» **Text block**:
:::::

Other group-level characteristics that can shape consumer engagement are sociodemographic makeup, integration into mainstream culture, and economic, political, and social2 resources (Fiske 2010; Link and Phalen 2001; Reitz and Sklar 1997; Yzerbyt and Demoulin 2010).
A community's economic, political, social, and physical infrastructures influence (1) the relevance and role of consumer engagement in improving the community's health and health care; (2) the will and ability to take collective action with respect to consumer engagement; and (3) the legitimate, acceptable options for consumer engagement initiatives in the community. Although scholars and practitioners disagree on the relative influence of these factors (Helman 2001; Lynch et al. 2002; McLeroy et al. 1988; Roblin and Becker 2009), powerful individuals and entities can have tremendous influence over community agendas, including how resources are distributed (Fiske 2010; Gradstein and Schiff 2006). Context is important to understanding the opportunities for and characteristics of community consumer engagement initiatives (Hibbard 2009a, 2009b; Larson et al. 2009).
A community's economic infrastructure affects both the total amount of resources available for improving a community's health and the locus of power. For example, if a few large purchasers have significant economic power in a community's health care sector, they may use this power to compel providers to supply performance data for their employees to use in choosing providers or for the employer to use in deciding payments. The purchasers may also pursue this performance-reporting agenda, regardless of the providers’ readiness. In turn, providers may use their social power to persuade patients to maintain their existing provider relationships, despite any purported quality differences.
Likewise, a community's “mainstream culture” represents historically powerful groups’ values and beliefs, such as the role of collectivism versus individualism in community life or the role of folk medicine versus Western medicine. The importance of the mainstream culture is its power to set norms that influence behavior, as observed in the evolution of smoking behavior and the treatment of depression (Kleinman and Hall-Clifford 2009; Stuber, Meyer, and Link 2008). Its influence may vary with the matter being considered and how embedded a group is in the mainstream (Swann and Bosson 2010; Wolff et al. 2010). Finally, geography and physical infrastructure affect consumer engagement by shaping the connections among people, groups, and resources (Sampson, Morenoff, and Gannon-Rowley 2002; Williams and Collins 2001). Geography affects access to resources that can reduce the costs of engagement like social support, healthy food, safe places to exercise, and the accessibility and availability of high-quality providers (Cohen, Inagami, and Finch 2008; Larson, Story, and Nelson 2009; Nemet and Bailey 2000; Stanley, Cantor, and Guarnaccia 2008).

:::::

» **Dataset extract**:
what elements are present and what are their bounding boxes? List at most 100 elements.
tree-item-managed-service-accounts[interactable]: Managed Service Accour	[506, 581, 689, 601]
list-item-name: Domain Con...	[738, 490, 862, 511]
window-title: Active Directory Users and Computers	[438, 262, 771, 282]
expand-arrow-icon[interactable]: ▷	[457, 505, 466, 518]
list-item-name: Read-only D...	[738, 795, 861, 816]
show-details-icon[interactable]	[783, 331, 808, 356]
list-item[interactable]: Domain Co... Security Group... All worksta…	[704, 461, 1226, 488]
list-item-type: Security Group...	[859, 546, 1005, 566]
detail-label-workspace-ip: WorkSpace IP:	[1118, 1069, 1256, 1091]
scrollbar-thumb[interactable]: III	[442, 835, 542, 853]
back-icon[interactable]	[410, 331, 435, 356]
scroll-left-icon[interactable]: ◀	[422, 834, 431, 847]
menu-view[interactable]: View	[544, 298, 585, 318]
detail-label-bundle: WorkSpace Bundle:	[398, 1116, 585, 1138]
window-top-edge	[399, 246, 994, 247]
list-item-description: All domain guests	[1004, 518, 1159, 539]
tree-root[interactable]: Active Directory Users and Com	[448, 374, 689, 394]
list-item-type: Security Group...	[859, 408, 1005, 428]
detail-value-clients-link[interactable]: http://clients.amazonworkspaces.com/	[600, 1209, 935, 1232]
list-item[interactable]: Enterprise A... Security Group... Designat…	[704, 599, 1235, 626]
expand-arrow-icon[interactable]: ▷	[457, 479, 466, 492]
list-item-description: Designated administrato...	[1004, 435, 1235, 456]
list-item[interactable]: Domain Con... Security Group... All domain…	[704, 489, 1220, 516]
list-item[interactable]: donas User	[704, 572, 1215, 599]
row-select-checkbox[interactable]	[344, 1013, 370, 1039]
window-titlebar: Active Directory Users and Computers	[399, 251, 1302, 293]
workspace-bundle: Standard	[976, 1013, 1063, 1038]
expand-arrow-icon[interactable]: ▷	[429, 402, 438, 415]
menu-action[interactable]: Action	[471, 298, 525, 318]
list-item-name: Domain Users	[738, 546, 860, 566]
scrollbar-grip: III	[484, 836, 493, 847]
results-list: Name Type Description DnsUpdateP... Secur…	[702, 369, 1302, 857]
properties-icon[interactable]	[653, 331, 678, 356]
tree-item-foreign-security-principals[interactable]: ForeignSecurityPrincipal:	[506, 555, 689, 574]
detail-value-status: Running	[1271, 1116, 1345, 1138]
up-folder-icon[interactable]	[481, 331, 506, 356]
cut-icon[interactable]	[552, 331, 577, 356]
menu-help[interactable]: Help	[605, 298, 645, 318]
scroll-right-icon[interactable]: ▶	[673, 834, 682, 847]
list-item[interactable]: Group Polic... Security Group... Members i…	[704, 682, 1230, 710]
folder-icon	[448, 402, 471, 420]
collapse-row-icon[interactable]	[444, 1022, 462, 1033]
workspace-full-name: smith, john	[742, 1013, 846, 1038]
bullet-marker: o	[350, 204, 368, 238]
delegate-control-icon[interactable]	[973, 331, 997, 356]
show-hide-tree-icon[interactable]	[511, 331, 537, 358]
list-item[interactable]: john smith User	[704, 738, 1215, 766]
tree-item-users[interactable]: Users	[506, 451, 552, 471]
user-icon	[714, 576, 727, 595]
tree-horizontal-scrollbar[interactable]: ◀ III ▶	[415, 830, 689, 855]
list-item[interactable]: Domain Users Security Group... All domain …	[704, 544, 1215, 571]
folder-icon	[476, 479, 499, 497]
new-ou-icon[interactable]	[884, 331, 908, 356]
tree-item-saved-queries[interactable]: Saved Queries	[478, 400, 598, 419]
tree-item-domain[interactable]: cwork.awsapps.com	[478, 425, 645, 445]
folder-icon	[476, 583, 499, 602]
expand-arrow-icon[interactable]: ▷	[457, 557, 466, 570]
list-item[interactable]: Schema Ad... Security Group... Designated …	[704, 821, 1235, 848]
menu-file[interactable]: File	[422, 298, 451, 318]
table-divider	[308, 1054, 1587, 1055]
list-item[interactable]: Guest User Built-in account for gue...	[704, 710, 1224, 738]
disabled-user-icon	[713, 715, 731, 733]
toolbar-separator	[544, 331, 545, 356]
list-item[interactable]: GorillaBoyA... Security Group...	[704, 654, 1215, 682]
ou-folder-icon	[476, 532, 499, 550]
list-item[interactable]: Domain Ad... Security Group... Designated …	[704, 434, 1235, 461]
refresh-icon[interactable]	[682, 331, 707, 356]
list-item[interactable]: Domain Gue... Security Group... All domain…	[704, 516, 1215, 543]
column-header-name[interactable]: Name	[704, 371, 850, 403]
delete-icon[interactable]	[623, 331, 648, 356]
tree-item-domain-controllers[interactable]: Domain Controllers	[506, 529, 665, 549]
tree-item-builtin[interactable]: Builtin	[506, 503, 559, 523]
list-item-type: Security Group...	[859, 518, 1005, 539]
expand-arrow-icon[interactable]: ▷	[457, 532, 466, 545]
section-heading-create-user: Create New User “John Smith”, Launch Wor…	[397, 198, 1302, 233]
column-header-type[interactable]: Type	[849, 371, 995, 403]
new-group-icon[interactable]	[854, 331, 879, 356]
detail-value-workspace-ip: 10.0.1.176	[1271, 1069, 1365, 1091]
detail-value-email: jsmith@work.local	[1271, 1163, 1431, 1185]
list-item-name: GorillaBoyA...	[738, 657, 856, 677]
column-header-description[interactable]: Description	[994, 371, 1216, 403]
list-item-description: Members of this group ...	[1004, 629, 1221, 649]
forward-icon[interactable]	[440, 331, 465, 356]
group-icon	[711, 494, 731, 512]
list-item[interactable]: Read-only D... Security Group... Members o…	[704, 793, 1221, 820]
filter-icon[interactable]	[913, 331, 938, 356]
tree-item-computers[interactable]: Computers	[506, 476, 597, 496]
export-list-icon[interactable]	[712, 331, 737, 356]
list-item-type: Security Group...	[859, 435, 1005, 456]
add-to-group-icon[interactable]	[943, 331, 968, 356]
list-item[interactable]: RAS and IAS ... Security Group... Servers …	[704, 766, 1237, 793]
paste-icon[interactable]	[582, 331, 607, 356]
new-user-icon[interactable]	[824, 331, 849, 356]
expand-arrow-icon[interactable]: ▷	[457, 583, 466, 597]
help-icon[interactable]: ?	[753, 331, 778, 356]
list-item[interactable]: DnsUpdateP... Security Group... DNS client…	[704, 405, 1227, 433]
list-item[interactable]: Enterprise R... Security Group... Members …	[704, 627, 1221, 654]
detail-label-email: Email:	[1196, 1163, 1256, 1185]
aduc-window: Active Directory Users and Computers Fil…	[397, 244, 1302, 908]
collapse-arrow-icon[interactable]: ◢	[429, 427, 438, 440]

:::::

» **Exercise goal**:
In the text on community consumer engagement, list every resource that geography is said to affect access to.

» **Response box**:
- Social support
- Healthy food
- Safe places to exercise
- The accessibility and availability of high-quality providers